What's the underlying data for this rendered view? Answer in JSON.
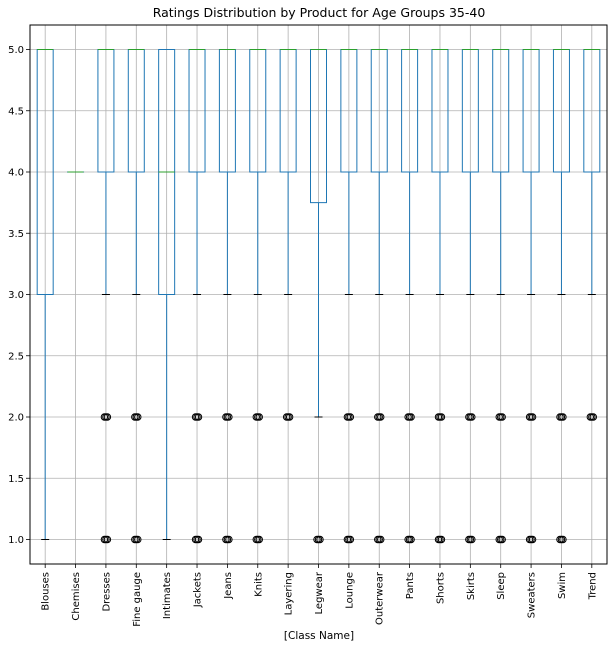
{
  "chart_data": {
    "type": "boxplot",
    "title": "Ratings Distribution by Product for Age Groups 35-40",
    "xlabel": "[Class Name]",
    "ylabel": "",
    "ylim": [
      0.8,
      5.2
    ],
    "yticks": [
      1.0,
      1.5,
      2.0,
      2.5,
      3.0,
      3.5,
      4.0,
      4.5,
      5.0
    ],
    "ytick_labels": [
      "1.0",
      "1.5",
      "2.0",
      "2.5",
      "3.0",
      "3.5",
      "4.0",
      "4.5",
      "5.0"
    ],
    "grid": true,
    "colors": {
      "box": "#1f77b4",
      "median": "#2ca02c",
      "grid": "#b0b0b0",
      "outlier": "#000000"
    },
    "categories": [
      "Blouses",
      "Chemises",
      "Dresses",
      "Fine gauge",
      "Intimates",
      "Jackets",
      "Jeans",
      "Knits",
      "Layering",
      "Legwear",
      "Lounge",
      "Outerwear",
      "Pants",
      "Shorts",
      "Skirts",
      "Sleep",
      "Sweaters",
      "Swim",
      "Trend"
    ],
    "boxes": [
      {
        "q1": 3.0,
        "median": 5.0,
        "q3": 5.0,
        "whisker_low": 1.0,
        "whisker_high": 5.0,
        "outliers": []
      },
      {
        "q1": 4.0,
        "median": 4.0,
        "q3": 4.0,
        "whisker_low": 4.0,
        "whisker_high": 4.0,
        "outliers": []
      },
      {
        "q1": 4.0,
        "median": 5.0,
        "q3": 5.0,
        "whisker_low": 3.0,
        "whisker_high": 5.0,
        "outliers": [
          1.0,
          2.0
        ]
      },
      {
        "q1": 4.0,
        "median": 5.0,
        "q3": 5.0,
        "whisker_low": 3.0,
        "whisker_high": 5.0,
        "outliers": [
          1.0,
          2.0
        ]
      },
      {
        "q1": 3.0,
        "median": 4.0,
        "q3": 5.0,
        "whisker_low": 1.0,
        "whisker_high": 5.0,
        "outliers": []
      },
      {
        "q1": 4.0,
        "median": 5.0,
        "q3": 5.0,
        "whisker_low": 3.0,
        "whisker_high": 5.0,
        "outliers": [
          1.0,
          2.0
        ]
      },
      {
        "q1": 4.0,
        "median": 5.0,
        "q3": 5.0,
        "whisker_low": 3.0,
        "whisker_high": 5.0,
        "outliers": [
          1.0,
          2.0
        ]
      },
      {
        "q1": 4.0,
        "median": 5.0,
        "q3": 5.0,
        "whisker_low": 3.0,
        "whisker_high": 5.0,
        "outliers": [
          1.0,
          2.0
        ]
      },
      {
        "q1": 4.0,
        "median": 5.0,
        "q3": 5.0,
        "whisker_low": 3.0,
        "whisker_high": 5.0,
        "outliers": [
          2.0
        ]
      },
      {
        "q1": 3.75,
        "median": 5.0,
        "q3": 5.0,
        "whisker_low": 2.0,
        "whisker_high": 5.0,
        "outliers": [
          1.0
        ]
      },
      {
        "q1": 4.0,
        "median": 5.0,
        "q3": 5.0,
        "whisker_low": 3.0,
        "whisker_high": 5.0,
        "outliers": [
          1.0,
          2.0
        ]
      },
      {
        "q1": 4.0,
        "median": 5.0,
        "q3": 5.0,
        "whisker_low": 3.0,
        "whisker_high": 5.0,
        "outliers": [
          1.0,
          2.0
        ]
      },
      {
        "q1": 4.0,
        "median": 5.0,
        "q3": 5.0,
        "whisker_low": 3.0,
        "whisker_high": 5.0,
        "outliers": [
          1.0,
          2.0
        ]
      },
      {
        "q1": 4.0,
        "median": 5.0,
        "q3": 5.0,
        "whisker_low": 3.0,
        "whisker_high": 5.0,
        "outliers": [
          1.0,
          2.0
        ]
      },
      {
        "q1": 4.0,
        "median": 5.0,
        "q3": 5.0,
        "whisker_low": 3.0,
        "whisker_high": 5.0,
        "outliers": [
          1.0,
          2.0
        ]
      },
      {
        "q1": 4.0,
        "median": 5.0,
        "q3": 5.0,
        "whisker_low": 3.0,
        "whisker_high": 5.0,
        "outliers": [
          1.0,
          2.0
        ]
      },
      {
        "q1": 4.0,
        "median": 5.0,
        "q3": 5.0,
        "whisker_low": 3.0,
        "whisker_high": 5.0,
        "outliers": [
          1.0,
          2.0
        ]
      },
      {
        "q1": 4.0,
        "median": 5.0,
        "q3": 5.0,
        "whisker_low": 3.0,
        "whisker_high": 5.0,
        "outliers": [
          1.0,
          2.0
        ]
      },
      {
        "q1": 4.0,
        "median": 5.0,
        "q3": 5.0,
        "whisker_low": 3.0,
        "whisker_high": 5.0,
        "outliers": [
          2.0
        ]
      }
    ]
  }
}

▸ WHAT TO DO
Leave out the pictures and transcribe everything else exactly.

▸ EXERCISE OUTPUT
What's the underlying data for this rendered view? Answer in JSON.
{
  "chart_data": {
    "type": "boxplot",
    "title": "Ratings Distribution by Product for Age Groups 35-40",
    "xlabel": "[Class Name]",
    "ylabel": "",
    "ylim": [
      0.8,
      5.2
    ],
    "yticks": [
      1.0,
      1.5,
      2.0,
      2.5,
      3.0,
      3.5,
      4.0,
      4.5,
      5.0
    ],
    "ytick_labels": [
      "1.0",
      "1.5",
      "2.0",
      "2.5",
      "3.0",
      "3.5",
      "4.0",
      "4.5",
      "5.0"
    ],
    "grid": true,
    "colors": {
      "box": "#1f77b4",
      "median": "#2ca02c",
      "grid": "#b0b0b0",
      "outlier": "#000000"
    },
    "categories": [
      "Blouses",
      "Chemises",
      "Dresses",
      "Fine gauge",
      "Intimates",
      "Jackets",
      "Jeans",
      "Knits",
      "Layering",
      "Legwear",
      "Lounge",
      "Outerwear",
      "Pants",
      "Shorts",
      "Skirts",
      "Sleep",
      "Sweaters",
      "Swim",
      "Trend"
    ],
    "boxes": [
      {
        "q1": 3.0,
        "median": 5.0,
        "q3": 5.0,
        "whisker_low": 1.0,
        "whisker_high": 5.0,
        "outliers": []
      },
      {
        "q1": 4.0,
        "median": 4.0,
        "q3": 4.0,
        "whisker_low": 4.0,
        "whisker_high": 4.0,
        "outliers": []
      },
      {
        "q1": 4.0,
        "median": 5.0,
        "q3": 5.0,
        "whisker_low": 3.0,
        "whisker_high": 5.0,
        "outliers": [
          1.0,
          2.0
        ]
      },
      {
        "q1": 4.0,
        "median": 5.0,
        "q3": 5.0,
        "whisker_low": 3.0,
        "whisker_high": 5.0,
        "outliers": [
          1.0,
          2.0
        ]
      },
      {
        "q1": 3.0,
        "median": 4.0,
        "q3": 5.0,
        "whisker_low": 1.0,
        "whisker_high": 5.0,
        "outliers": []
      },
      {
        "q1": 4.0,
        "median": 5.0,
        "q3": 5.0,
        "whisker_low": 3.0,
        "whisker_high": 5.0,
        "outliers": [
          1.0,
          2.0
        ]
      },
      {
        "q1": 4.0,
        "median": 5.0,
        "q3": 5.0,
        "whisker_low": 3.0,
        "whisker_high": 5.0,
        "outliers": [
          1.0,
          2.0
        ]
      },
      {
        "q1": 4.0,
        "median": 5.0,
        "q3": 5.0,
        "whisker_low": 3.0,
        "whisker_high": 5.0,
        "outliers": [
          1.0,
          2.0
        ]
      },
      {
        "q1": 4.0,
        "median": 5.0,
        "q3": 5.0,
        "whisker_low": 3.0,
        "whisker_high": 5.0,
        "outliers": [
          2.0
        ]
      },
      {
        "q1": 3.75,
        "median": 5.0,
        "q3": 5.0,
        "whisker_low": 2.0,
        "whisker_high": 5.0,
        "outliers": [
          1.0
        ]
      },
      {
        "q1": 4.0,
        "median": 5.0,
        "q3": 5.0,
        "whisker_low": 3.0,
        "whisker_high": 5.0,
        "outliers": [
          1.0,
          2.0
        ]
      },
      {
        "q1": 4.0,
        "median": 5.0,
        "q3": 5.0,
        "whisker_low": 3.0,
        "whisker_high": 5.0,
        "outliers": [
          1.0,
          2.0
        ]
      },
      {
        "q1": 4.0,
        "median": 5.0,
        "q3": 5.0,
        "whisker_low": 3.0,
        "whisker_high": 5.0,
        "outliers": [
          1.0,
          2.0
        ]
      },
      {
        "q1": 4.0,
        "median": 5.0,
        "q3": 5.0,
        "whisker_low": 3.0,
        "whisker_high": 5.0,
        "outliers": [
          1.0,
          2.0
        ]
      },
      {
        "q1": 4.0,
        "median": 5.0,
        "q3": 5.0,
        "whisker_low": 3.0,
        "whisker_high": 5.0,
        "outliers": [
          1.0,
          2.0
        ]
      },
      {
        "q1": 4.0,
        "median": 5.0,
        "q3": 5.0,
        "whisker_low": 3.0,
        "whisker_high": 5.0,
        "outliers": [
          1.0,
          2.0
        ]
      },
      {
        "q1": 4.0,
        "median": 5.0,
        "q3": 5.0,
        "whisker_low": 3.0,
        "whisker_high": 5.0,
        "outliers": [
          1.0,
          2.0
        ]
      },
      {
        "q1": 4.0,
        "median": 5.0,
        "q3": 5.0,
        "whisker_low": 3.0,
        "whisker_high": 5.0,
        "outliers": [
          1.0,
          2.0
        ]
      },
      {
        "q1": 4.0,
        "median": 5.0,
        "q3": 5.0,
        "whisker_low": 3.0,
        "whisker_high": 5.0,
        "outliers": [
          2.0
        ]
      }
    ]
  }
}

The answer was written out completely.